**Task description**. Repeat the lines that follow, leaving nothing out.

**Collected data entries**.
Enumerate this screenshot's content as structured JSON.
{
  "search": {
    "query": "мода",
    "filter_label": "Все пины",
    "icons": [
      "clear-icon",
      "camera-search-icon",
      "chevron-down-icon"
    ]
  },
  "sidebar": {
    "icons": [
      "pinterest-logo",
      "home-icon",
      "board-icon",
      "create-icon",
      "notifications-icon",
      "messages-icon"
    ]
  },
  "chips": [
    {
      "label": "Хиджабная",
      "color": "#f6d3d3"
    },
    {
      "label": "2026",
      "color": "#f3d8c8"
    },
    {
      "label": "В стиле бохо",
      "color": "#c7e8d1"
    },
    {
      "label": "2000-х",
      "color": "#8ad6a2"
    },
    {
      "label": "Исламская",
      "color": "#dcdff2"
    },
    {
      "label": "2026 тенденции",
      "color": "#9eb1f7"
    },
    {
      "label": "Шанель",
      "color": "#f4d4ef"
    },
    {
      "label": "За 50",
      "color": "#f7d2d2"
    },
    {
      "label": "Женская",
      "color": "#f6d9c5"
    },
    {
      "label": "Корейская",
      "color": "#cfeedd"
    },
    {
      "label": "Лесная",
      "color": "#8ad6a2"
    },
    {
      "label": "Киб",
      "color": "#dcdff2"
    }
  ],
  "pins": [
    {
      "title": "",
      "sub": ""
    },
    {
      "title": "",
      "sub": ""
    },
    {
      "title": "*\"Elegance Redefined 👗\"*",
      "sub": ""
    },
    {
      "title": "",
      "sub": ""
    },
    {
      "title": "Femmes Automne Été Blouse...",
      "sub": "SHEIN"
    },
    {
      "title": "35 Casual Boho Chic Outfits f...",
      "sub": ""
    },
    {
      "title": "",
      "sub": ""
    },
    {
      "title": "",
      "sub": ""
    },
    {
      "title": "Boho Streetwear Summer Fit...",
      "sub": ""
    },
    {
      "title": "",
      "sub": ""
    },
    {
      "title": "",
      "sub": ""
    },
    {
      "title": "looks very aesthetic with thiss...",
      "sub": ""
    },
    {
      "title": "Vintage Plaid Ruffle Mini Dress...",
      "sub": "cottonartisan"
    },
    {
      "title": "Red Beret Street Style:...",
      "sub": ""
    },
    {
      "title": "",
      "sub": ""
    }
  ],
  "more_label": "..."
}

**Correct answer**.
Enumerate this screenshot's content as structured JSON.
{
  "search": {
    "query": "мода",
    "filter_label": "Все пины",
    "icons": [
      "clear-icon",
      "camera-search-icon",
      "chevron-down-icon"
    ]
  },
  "sidebar": {
    "icons": [
      "pinterest-logo",
      "home-icon",
      "board-icon",
      "create-icon",
      "notifications-icon",
      "messages-icon"
    ]
  },
  "chips": [
    {
      "label": "Хиджабная",
      "color": "#f6d3d3"
    },
    {
      "label": "2026",
      "color": "#f3d8c8"
    },
    {
      "label": "В стиле бохо",
      "color": "#c7e8d1"
    },
    {
      "label": "2000-х",
      "color": "#8ad6a2"
    },
    {
      "label": "Исламская",
      "color": "#dcdff2"
    },
    {
      "label": "2026 тенденции",
      "color": "#9eb1f7"
    },
    {
      "label": "Шанель",
      "color": "#f4d4ef"
    },
    {
      "label": "За 50",
      "color": "#f7d2d2"
    },
    {
      "label": "Женская",
      "color": "#f6d9c5"
    },
    {
      "label": "Корейская",
      "color": "#cfeedd"
    },
    {
      "label": "Лесная",
      "color": "#8ad6a2"
    },
    {
      "label": "Киб",
      "color": "#dcdff2"
    }
  ],
  "pins": [
    {
      "title": "",
      "sub": ""
    },
    {
      "title": "",
      "sub": ""
    },
    {
      "title": "*\"Elegance Redefined 👗\"*",
      "sub": ""
    },
    {
      "title": "",
      "sub": ""
    },
    {
      "title": "Femmes Automne Été Blouse...",
      "sub": "SHEIN"
    },
    {
      "title": "35 Casual Boho Chic Outfits f...",
      "sub": ""
    },
    {
      "title": "",
      "sub": ""
    },
    {
      "title": "",
      "sub": ""
    },
    {
      "title": "Boho Streetwear Summer Fit...",
      "sub": ""
    },
    {
      "title": "",
      "sub": ""
    },
    {
      "title": "",
      "sub": ""
    },
    {
      "title": "looks very aesthetic with thiss...",
      "sub": ""
    },
    {
      "title": "Vintage Plaid Ruffle Mini Dress...",
      "sub": "cottonartisan"
    },
    {
      "title": "Red Beret Street Style:...",
      "sub": ""
    },
    {
      "title": "",
      "sub": ""
    }
  ],
  "more_label": "..."
}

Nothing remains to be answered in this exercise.